--- WHAT IS BEING ASKED ---
Reproduce all the lines exactly as they stand, apart from the pictures.

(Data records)
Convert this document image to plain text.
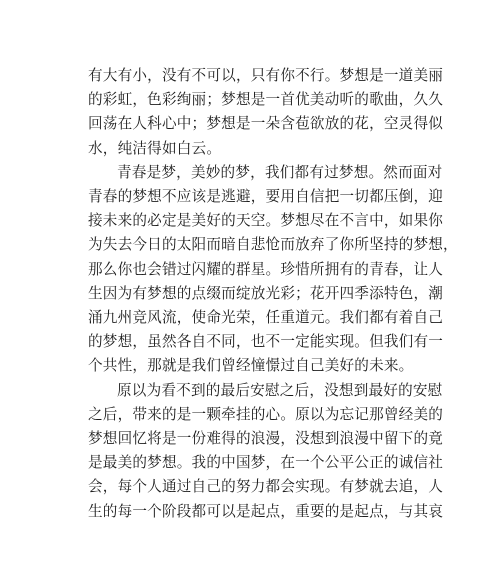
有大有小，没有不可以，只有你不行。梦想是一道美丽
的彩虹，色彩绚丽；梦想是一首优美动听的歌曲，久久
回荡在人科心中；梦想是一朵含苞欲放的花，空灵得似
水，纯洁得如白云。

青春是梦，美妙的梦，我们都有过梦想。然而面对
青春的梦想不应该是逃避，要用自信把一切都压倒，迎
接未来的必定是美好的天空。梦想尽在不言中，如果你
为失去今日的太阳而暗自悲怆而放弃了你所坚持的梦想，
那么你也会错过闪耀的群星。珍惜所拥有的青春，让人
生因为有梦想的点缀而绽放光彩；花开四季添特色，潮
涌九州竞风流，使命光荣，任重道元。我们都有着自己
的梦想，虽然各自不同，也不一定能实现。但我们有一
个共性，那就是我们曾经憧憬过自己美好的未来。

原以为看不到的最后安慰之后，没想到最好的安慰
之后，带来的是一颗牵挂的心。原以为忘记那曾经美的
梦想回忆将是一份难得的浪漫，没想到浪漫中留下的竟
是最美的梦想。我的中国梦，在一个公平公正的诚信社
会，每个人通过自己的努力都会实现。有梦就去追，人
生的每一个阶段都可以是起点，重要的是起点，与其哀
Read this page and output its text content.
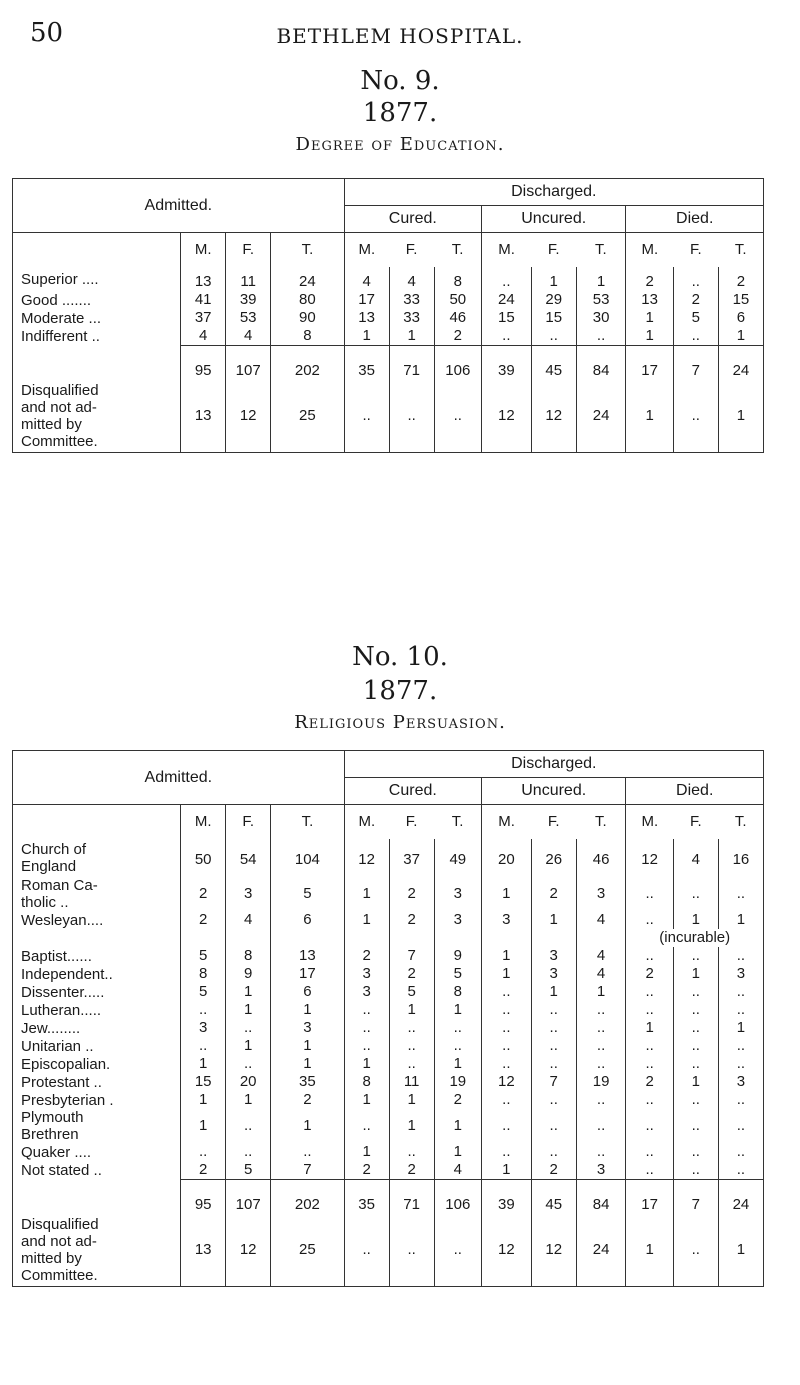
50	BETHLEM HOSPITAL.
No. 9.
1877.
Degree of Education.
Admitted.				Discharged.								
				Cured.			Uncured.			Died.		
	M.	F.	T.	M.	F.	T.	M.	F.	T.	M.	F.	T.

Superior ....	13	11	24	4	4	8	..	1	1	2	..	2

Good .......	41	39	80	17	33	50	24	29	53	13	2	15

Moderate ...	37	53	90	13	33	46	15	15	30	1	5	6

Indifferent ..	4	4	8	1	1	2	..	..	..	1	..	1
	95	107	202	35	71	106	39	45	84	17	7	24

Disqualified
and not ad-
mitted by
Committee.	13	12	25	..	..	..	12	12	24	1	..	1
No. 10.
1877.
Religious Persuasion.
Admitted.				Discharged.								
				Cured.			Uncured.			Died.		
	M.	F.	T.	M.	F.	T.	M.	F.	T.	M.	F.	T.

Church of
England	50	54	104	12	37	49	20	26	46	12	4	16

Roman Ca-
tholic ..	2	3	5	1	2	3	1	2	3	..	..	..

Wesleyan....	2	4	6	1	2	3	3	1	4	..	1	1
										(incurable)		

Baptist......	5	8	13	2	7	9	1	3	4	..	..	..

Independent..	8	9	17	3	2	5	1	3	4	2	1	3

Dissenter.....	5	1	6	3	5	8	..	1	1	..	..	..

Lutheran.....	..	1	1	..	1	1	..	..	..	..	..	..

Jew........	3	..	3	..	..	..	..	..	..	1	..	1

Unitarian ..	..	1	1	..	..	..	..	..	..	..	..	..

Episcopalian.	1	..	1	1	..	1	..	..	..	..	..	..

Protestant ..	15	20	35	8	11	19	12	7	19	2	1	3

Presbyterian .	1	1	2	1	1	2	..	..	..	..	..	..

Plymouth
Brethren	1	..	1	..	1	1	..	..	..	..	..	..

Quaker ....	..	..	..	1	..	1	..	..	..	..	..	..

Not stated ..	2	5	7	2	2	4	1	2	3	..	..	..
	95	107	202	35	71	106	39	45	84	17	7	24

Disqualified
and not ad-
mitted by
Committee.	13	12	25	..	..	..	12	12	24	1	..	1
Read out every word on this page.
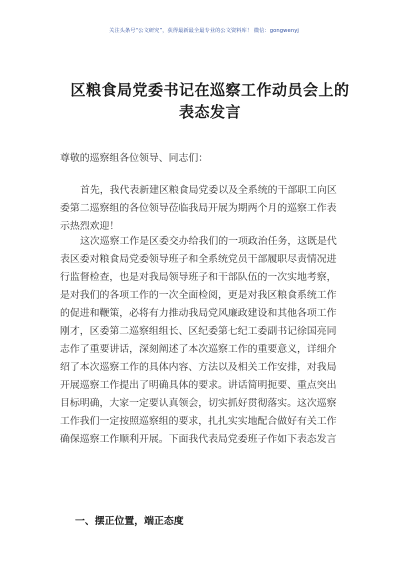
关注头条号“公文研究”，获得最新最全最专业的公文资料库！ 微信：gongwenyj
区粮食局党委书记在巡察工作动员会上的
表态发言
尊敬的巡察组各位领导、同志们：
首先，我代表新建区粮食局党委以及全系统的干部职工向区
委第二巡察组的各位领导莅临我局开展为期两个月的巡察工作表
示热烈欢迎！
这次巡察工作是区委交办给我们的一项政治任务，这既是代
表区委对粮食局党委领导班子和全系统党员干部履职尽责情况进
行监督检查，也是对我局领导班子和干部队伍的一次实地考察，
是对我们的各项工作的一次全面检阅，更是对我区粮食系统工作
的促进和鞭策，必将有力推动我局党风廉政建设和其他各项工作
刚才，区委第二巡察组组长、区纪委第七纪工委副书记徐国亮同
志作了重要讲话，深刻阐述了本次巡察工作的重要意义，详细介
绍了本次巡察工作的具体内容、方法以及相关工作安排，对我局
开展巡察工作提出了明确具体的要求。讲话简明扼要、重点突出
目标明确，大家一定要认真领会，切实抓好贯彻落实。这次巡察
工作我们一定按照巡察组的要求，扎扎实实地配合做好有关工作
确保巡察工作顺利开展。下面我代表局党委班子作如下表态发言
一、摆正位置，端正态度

--- WORKED SOLUTION ---
Convert this document image to plain text.
有大有小，没有不可以，只有你不行。梦想是一道美丽
的彩虹，色彩绚丽；梦想是一首优美动听的歌曲，久久
回荡在人科心中；梦想是一朵含苞欲放的花，空灵得似
水，纯洁得如白云。

青春是梦，美妙的梦，我们都有过梦想。然而面对
青春的梦想不应该是逃避，要用自信把一切都压倒，迎
接未来的必定是美好的天空。梦想尽在不言中，如果你
为失去今日的太阳而暗自悲怆而放弃了你所坚持的梦想，
那么你也会错过闪耀的群星。珍惜所拥有的青春，让人
生因为有梦想的点缀而绽放光彩；花开四季添特色，潮
涌九州竞风流，使命光荣，任重道元。我们都有着自己
的梦想，虽然各自不同，也不一定能实现。但我们有一
个共性，那就是我们曾经憧憬过自己美好的未来。

原以为看不到的最后安慰之后，没想到最好的安慰
之后，带来的是一颗牵挂的心。原以为忘记那曾经美的
梦想回忆将是一份难得的浪漫，没想到浪漫中留下的竟
是最美的梦想。我的中国梦，在一个公平公正的诚信社
会，每个人通过自己的努力都会实现。有梦就去追，人
生的每一个阶段都可以是起点，重要的是起点，与其哀
Read this page and output its text content.
50	BETHLEM HOSPITAL.
No. 9.
1877.
Degree of Education.
Admitted.				Discharged.								
				Cured.			Uncured.			Died.		
	M.	F.	T.	M.	F.	T.	M.	F.	T.	M.	F.	T.

Superior ....	13	11	24	4	4	8	..	1	1	2	..	2

Good .......	41	39	80	17	33	50	24	29	53	13	2	15

Moderate ...	37	53	90	13	33	46	15	15	30	1	5	6

Indifferent ..	4	4	8	1	1	2	..	..	..	1	..	1
	95	107	202	35	71	106	39	45	84	17	7	24

Disqualified
and not ad-
mitted by
Committee.	13	12	25	..	..	..	12	12	24	1	..	1
No. 10.
1877.
Religious Persuasion.
Admitted.				Discharged.								
				Cured.			Uncured.			Died.		
	M.	F.	T.	M.	F.	T.	M.	F.	T.	M.	F.	T.

Church of
England	50	54	104	12	37	49	20	26	46	12	4	16

Roman Ca-
tholic ..	2	3	5	1	2	3	1	2	3	..	..	..

Wesleyan....	2	4	6	1	2	3	3	1	4	..	1	1
										(incurable)		

Baptist......	5	8	13	2	7	9	1	3	4	..	..	..

Independent..	8	9	17	3	2	5	1	3	4	2	1	3

Dissenter.....	5	1	6	3	5	8	..	1	1	..	..	..

Lutheran.....	..	1	1	..	1	1	..	..	..	..	..	..

Jew........	3	..	3	..	..	..	..	..	..	1	..	1

Unitarian ..	..	1	1	..	..	..	..	..	..	..	..	..

Episcopalian.	1	..	1	1	..	1	..	..	..	..	..	..

Protestant ..	15	20	35	8	11	19	12	7	19	2	1	3

Presbyterian .	1	1	2	1	1	2	..	..	..	..	..	..

Plymouth
Brethren	1	..	1	..	1	1	..	..	..	..	..	..

Quaker ....	..	..	..	1	..	1	..	..	..	..	..	..

Not stated ..	2	5	7	2	2	4	1	2	3	..	..	..
	95	107	202	35	71	106	39	45	84	17	7	24

Disqualified
and not ad-
mitted by
Committee.	13	12	25	..	..	..	12	12	24	1	..	1
Read out every word on this page.
关注头条号“公文研究”，获得最新最全最专业的公文资料库！ 微信：gongwenyj
区粮食局党委书记在巡察工作动员会上的
表态发言
尊敬的巡察组各位领导、同志们：
首先，我代表新建区粮食局党委以及全系统的干部职工向区
委第二巡察组的各位领导莅临我局开展为期两个月的巡察工作表
示热烈欢迎！
这次巡察工作是区委交办给我们的一项政治任务，这既是代
表区委对粮食局党委领导班子和全系统党员干部履职尽责情况进
行监督检查，也是对我局领导班子和干部队伍的一次实地考察，
是对我们的各项工作的一次全面检阅，更是对我区粮食系统工作
的促进和鞭策，必将有力推动我局党风廉政建设和其他各项工作
刚才，区委第二巡察组组长、区纪委第七纪工委副书记徐国亮同
志作了重要讲话，深刻阐述了本次巡察工作的重要意义，详细介
绍了本次巡察工作的具体内容、方法以及相关工作安排，对我局
开展巡察工作提出了明确具体的要求。讲话简明扼要、重点突出
目标明确，大家一定要认真领会，切实抓好贯彻落实。这次巡察
工作我们一定按照巡察组的要求，扎扎实实地配合做好有关工作
确保巡察工作顺利开展。下面我代表局党委班子作如下表态发言
一、摆正位置，端正态度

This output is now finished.